▸ **Task details**
Extract the lines that carry the string "room" from the listing.
**********
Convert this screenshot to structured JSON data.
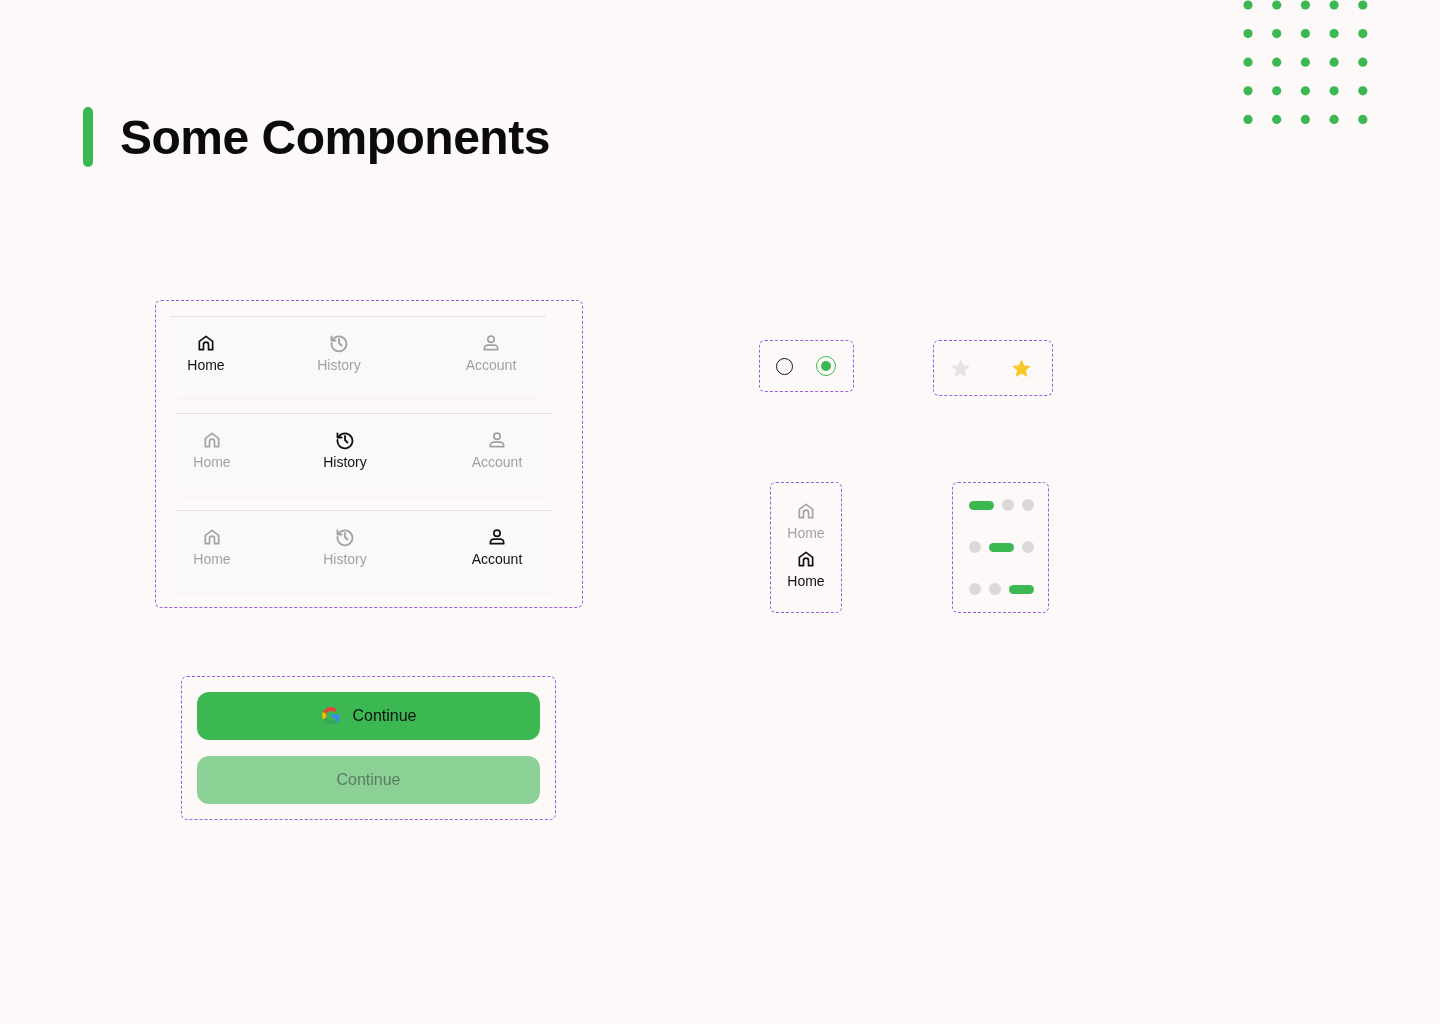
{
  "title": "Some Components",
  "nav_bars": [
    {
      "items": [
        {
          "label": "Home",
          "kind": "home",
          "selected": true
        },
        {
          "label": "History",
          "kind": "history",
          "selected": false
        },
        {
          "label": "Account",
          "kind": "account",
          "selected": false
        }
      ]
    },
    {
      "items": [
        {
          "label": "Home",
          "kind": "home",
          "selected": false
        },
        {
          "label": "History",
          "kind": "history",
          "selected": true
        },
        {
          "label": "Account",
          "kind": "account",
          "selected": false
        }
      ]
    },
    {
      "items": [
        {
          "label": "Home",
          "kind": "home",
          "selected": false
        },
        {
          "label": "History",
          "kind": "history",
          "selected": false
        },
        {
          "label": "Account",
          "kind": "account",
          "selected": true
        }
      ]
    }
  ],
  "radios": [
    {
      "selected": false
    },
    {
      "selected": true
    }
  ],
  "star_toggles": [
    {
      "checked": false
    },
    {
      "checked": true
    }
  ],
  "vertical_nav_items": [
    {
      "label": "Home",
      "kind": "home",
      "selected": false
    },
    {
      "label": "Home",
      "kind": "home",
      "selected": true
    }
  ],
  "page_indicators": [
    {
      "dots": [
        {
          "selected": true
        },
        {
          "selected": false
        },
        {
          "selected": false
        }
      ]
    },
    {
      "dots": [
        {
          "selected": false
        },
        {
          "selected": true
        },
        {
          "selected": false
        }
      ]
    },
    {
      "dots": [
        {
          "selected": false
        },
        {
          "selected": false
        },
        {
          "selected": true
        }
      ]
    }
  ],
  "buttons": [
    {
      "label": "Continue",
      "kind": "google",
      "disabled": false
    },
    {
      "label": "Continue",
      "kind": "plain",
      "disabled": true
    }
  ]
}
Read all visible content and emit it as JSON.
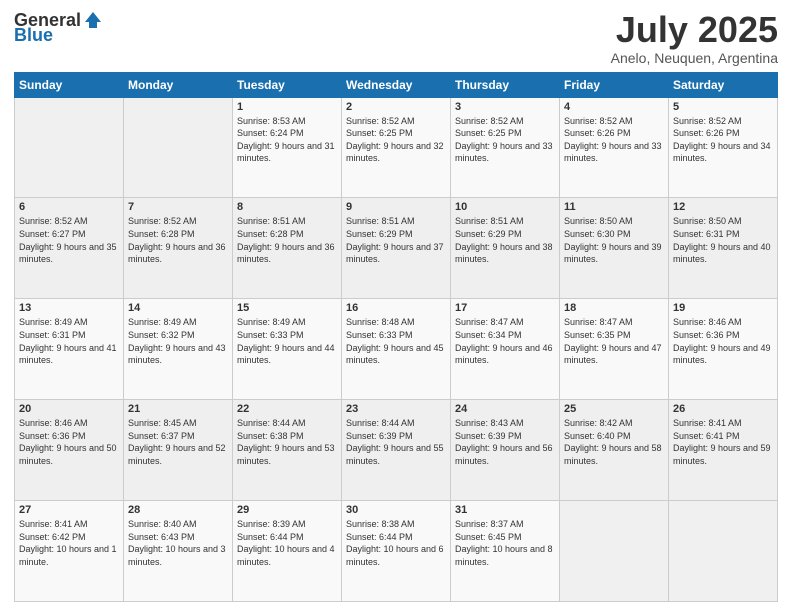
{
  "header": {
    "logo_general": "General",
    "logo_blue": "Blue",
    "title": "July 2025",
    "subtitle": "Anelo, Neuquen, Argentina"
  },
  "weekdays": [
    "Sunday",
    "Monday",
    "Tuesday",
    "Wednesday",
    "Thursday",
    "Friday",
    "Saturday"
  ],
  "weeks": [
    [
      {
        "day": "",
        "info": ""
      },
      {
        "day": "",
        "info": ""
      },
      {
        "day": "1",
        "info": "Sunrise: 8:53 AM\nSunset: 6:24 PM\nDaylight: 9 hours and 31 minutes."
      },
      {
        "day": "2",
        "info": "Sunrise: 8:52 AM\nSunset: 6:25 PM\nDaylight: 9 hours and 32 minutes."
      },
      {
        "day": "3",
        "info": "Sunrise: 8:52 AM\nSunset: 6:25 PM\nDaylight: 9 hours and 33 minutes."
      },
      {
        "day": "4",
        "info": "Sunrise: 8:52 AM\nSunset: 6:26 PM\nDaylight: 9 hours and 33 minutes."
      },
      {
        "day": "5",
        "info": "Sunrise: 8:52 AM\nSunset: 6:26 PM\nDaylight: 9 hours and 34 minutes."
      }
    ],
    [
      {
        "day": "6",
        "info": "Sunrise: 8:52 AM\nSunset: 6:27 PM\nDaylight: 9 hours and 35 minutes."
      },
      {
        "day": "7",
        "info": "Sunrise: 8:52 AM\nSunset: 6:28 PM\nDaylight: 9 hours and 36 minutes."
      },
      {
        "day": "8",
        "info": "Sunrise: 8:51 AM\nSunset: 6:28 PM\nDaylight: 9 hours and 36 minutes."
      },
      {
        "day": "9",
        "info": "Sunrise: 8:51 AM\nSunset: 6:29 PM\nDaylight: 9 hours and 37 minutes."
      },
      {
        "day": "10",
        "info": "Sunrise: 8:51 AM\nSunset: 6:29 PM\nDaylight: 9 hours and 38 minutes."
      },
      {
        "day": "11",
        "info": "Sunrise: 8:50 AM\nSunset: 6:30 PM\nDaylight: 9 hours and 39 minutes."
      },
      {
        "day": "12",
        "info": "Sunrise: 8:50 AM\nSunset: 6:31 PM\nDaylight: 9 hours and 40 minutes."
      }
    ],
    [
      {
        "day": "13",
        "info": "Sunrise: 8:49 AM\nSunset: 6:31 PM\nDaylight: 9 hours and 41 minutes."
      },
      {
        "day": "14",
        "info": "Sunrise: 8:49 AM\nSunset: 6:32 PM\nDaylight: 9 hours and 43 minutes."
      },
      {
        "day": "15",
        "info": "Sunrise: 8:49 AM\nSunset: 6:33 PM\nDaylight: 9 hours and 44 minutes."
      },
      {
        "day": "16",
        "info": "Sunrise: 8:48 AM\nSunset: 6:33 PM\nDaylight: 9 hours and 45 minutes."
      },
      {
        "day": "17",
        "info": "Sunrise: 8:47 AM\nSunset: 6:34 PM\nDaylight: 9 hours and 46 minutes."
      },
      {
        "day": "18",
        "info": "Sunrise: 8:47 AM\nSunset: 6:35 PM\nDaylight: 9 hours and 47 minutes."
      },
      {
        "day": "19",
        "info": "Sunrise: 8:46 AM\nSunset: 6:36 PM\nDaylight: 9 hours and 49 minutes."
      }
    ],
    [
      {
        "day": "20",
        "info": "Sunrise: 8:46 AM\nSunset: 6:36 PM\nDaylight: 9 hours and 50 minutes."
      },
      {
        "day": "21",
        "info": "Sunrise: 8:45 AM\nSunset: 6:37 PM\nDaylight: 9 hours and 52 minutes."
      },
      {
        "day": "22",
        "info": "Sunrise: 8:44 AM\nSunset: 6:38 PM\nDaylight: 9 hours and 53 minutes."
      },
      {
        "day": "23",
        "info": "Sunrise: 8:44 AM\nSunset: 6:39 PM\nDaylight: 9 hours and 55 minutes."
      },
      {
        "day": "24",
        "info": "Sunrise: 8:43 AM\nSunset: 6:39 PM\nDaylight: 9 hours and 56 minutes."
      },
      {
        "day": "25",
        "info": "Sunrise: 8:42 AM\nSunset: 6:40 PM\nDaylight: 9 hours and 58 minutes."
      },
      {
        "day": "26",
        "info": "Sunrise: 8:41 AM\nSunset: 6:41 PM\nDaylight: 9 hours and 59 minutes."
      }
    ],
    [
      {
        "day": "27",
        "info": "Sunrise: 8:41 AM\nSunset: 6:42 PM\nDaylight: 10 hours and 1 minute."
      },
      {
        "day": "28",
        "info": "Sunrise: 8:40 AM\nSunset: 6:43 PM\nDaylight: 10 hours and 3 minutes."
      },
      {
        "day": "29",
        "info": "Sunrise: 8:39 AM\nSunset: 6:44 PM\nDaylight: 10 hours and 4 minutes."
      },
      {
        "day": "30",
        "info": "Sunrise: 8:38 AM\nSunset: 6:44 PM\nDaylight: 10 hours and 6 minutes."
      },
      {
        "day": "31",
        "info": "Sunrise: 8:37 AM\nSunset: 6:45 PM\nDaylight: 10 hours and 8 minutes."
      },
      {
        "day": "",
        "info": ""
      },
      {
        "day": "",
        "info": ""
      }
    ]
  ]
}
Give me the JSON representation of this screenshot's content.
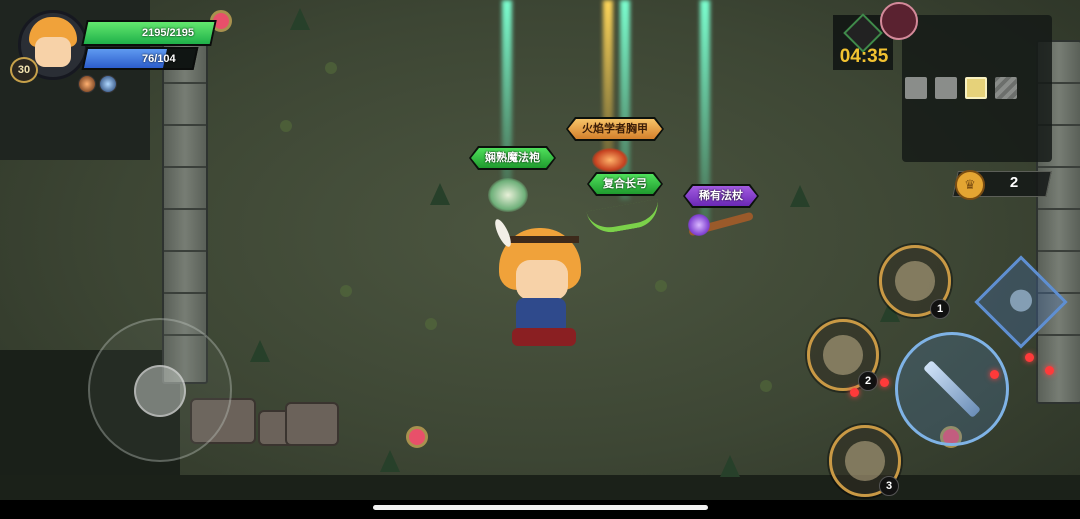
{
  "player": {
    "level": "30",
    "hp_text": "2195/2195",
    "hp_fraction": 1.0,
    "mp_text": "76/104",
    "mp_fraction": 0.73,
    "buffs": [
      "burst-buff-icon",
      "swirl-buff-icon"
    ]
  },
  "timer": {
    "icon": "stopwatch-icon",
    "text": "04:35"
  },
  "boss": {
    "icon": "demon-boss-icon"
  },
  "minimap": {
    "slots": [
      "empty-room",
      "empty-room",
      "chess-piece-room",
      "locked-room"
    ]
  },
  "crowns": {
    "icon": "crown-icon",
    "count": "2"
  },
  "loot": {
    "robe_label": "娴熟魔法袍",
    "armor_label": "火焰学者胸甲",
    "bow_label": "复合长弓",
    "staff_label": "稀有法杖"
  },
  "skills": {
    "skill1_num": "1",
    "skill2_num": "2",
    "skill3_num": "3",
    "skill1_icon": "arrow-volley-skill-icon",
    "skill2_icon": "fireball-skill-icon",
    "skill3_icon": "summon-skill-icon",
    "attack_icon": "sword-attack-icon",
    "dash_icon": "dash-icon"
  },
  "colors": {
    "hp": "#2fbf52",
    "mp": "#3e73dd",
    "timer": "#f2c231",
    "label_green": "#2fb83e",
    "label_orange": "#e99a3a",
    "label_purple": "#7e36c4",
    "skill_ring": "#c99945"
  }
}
**********
▸ **Solution to this problem**
      "empty-room",
      "empty-room",
      "chess-piece-room",
      "locked-room"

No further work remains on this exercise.